*Given task:*
In how many lines of the data does the word "label" appear? Give the number by itself.

*Records about charts and figures:*
<<<<

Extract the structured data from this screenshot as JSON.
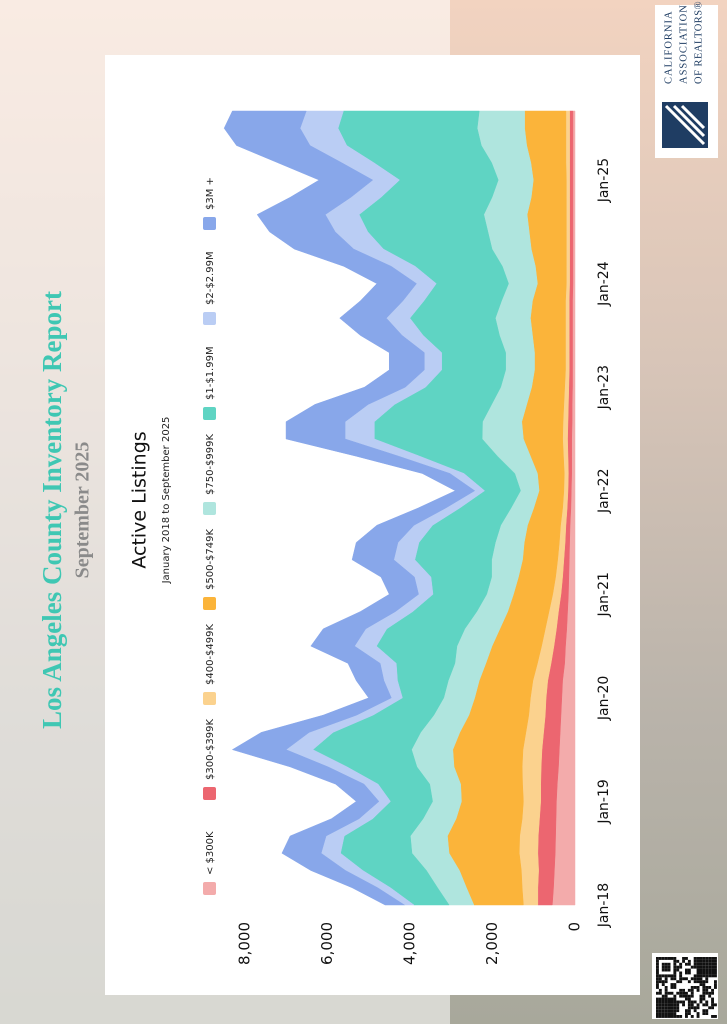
{
  "header": {
    "title": "Los Angeles County Inventory Report",
    "subtitle": "September 2025"
  },
  "logo": {
    "lines": [
      "CALIFORNIA",
      "ASSOCIATION",
      "OF REALTORS®"
    ]
  },
  "chart_data": {
    "type": "stacked-area",
    "title": "Active Listings",
    "subtitle": "January 2018 to September 2025",
    "categories": [
      "Jan-18",
      null,
      null,
      null,
      null,
      null,
      "Jan-19",
      null,
      null,
      null,
      null,
      null,
      "Jan-20",
      null,
      null,
      null,
      null,
      null,
      "Jan-21",
      null,
      null,
      null,
      null,
      null,
      "Jan-22",
      null,
      null,
      null,
      null,
      null,
      "Jan-23",
      null,
      null,
      null,
      null,
      null,
      "Jan-24",
      null,
      null,
      null,
      null,
      null,
      "Jan-25",
      null,
      null,
      null,
      null
    ],
    "ylim": [
      0,
      8600
    ],
    "yticks": [
      0,
      {
        "value": 2000,
        "label": "2,000"
      },
      {
        "value": 4000,
        "label": "4,000"
      },
      {
        "value": 6000,
        "label": "6,000"
      },
      {
        "value": 8000,
        "label": "8,000"
      }
    ],
    "grid": false,
    "series": [
      {
        "name": "< $300K",
        "color": "#f3abab",
        "values": [
          550,
          520,
          500,
          480,
          470,
          460,
          450,
          430,
          400,
          380,
          360,
          340,
          320,
          300,
          250,
          230,
          200,
          180,
          160,
          150,
          140,
          130,
          120,
          100,
          90,
          80,
          80,
          80,
          70,
          70,
          60,
          60,
          60,
          60,
          60,
          60,
          50,
          50,
          50,
          50,
          50,
          50,
          50,
          50,
          50,
          50,
          50
        ]
      },
      {
        "name": "$300-$399K",
        "color": "#ec6670",
        "values": [
          350,
          380,
          380,
          420,
          420,
          400,
          380,
          400,
          420,
          420,
          400,
          380,
          380,
          360,
          330,
          280,
          250,
          220,
          180,
          150,
          130,
          110,
          100,
          90,
          80,
          80,
          90,
          100,
          100,
          90,
          90,
          80,
          80,
          80,
          80,
          80,
          80,
          80,
          80,
          80,
          80,
          80,
          80,
          80,
          80,
          80,
          80
        ]
      },
      {
        "name": "$400-$499K",
        "color": "#fbd28e",
        "values": [
          350,
          380,
          420,
          450,
          450,
          420,
          420,
          440,
          460,
          460,
          430,
          400,
          380,
          360,
          330,
          300,
          270,
          230,
          200,
          170,
          150,
          140,
          130,
          110,
          100,
          100,
          110,
          120,
          120,
          110,
          100,
          90,
          90,
          90,
          90,
          90,
          80,
          80,
          80,
          80,
          80,
          80,
          80,
          90,
          90,
          90,
          90
        ]
      },
      {
        "name": "$500-$749K",
        "color": "#fbb43a",
        "values": [
          1200,
          1350,
          1500,
          1700,
          1750,
          1600,
          1500,
          1500,
          1650,
          1700,
          1600,
          1450,
          1350,
          1300,
          1250,
          1200,
          1100,
          1000,
          950,
          900,
          850,
          850,
          800,
          700,
          600,
          650,
          800,
          950,
          1000,
          900,
          800,
          750,
          750,
          800,
          850,
          800,
          700,
          750,
          850,
          900,
          950,
          850,
          800,
          850,
          950,
          1000,
          1000
        ]
      },
      {
        "name": "$750-$999K",
        "color": "#afe5de",
        "values": [
          600,
          700,
          800,
          900,
          900,
          800,
          700,
          750,
          900,
          1000,
          950,
          850,
          750,
          750,
          750,
          850,
          850,
          750,
          650,
          650,
          750,
          700,
          650,
          550,
          450,
          550,
          800,
          1000,
          950,
          850,
          750,
          700,
          700,
          800,
          850,
          750,
          700,
          800,
          950,
          1000,
          1050,
          950,
          850,
          950,
          1100,
          1150,
          1100
        ]
      },
      {
        "name": "$1-$1.99M",
        "color": "#5fd4c3",
        "values": [
          850,
          1140,
          1540,
          1730,
          1600,
          1220,
          1020,
          1250,
          1690,
          2390,
          2120,
          1470,
          1000,
          1230,
          1420,
          1950,
          1890,
          1550,
          1300,
          1470,
          1860,
          1850,
          1650,
          1240,
          870,
          1230,
          1880,
          2610,
          2620,
          2350,
          1820,
          1550,
          1550,
          1850,
          2070,
          1880,
          1750,
          2110,
          2630,
          2910,
          3020,
          2690,
          2390,
          2850,
          3260,
          3370,
          3290
        ]
      },
      {
        "name": "$2-$2.99M",
        "color": "#bacdf4",
        "values": [
          230,
          310,
          420,
          470,
          440,
          330,
          280,
          340,
          460,
          650,
          580,
          400,
          270,
          330,
          390,
          530,
          510,
          420,
          350,
          400,
          510,
          510,
          450,
          340,
          240,
          340,
          510,
          710,
          710,
          640,
          490,
          420,
          420,
          510,
          570,
          510,
          480,
          580,
          720,
          790,
          820,
          730,
          650,
          780,
          890,
          920,
          900
        ]
      },
      {
        "name": "$3M +",
        "color": "#88a7ea",
        "values": [
          470,
          620,
          840,
          950,
          870,
          670,
          550,
          690,
          920,
          1300,
          1160,
          810,
          550,
          670,
          780,
          1060,
          1030,
          850,
          710,
          810,
          1010,
          1010,
          900,
          670,
          470,
          670,
          1030,
          1430,
          1430,
          1290,
          990,
          850,
          850,
          1010,
          1130,
          1030,
          960,
          1150,
          1440,
          1590,
          1650,
          1470,
          1300,
          1550,
          1780,
          1840,
          1790
        ]
      }
    ]
  }
}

>>>>

*Written answer:*
4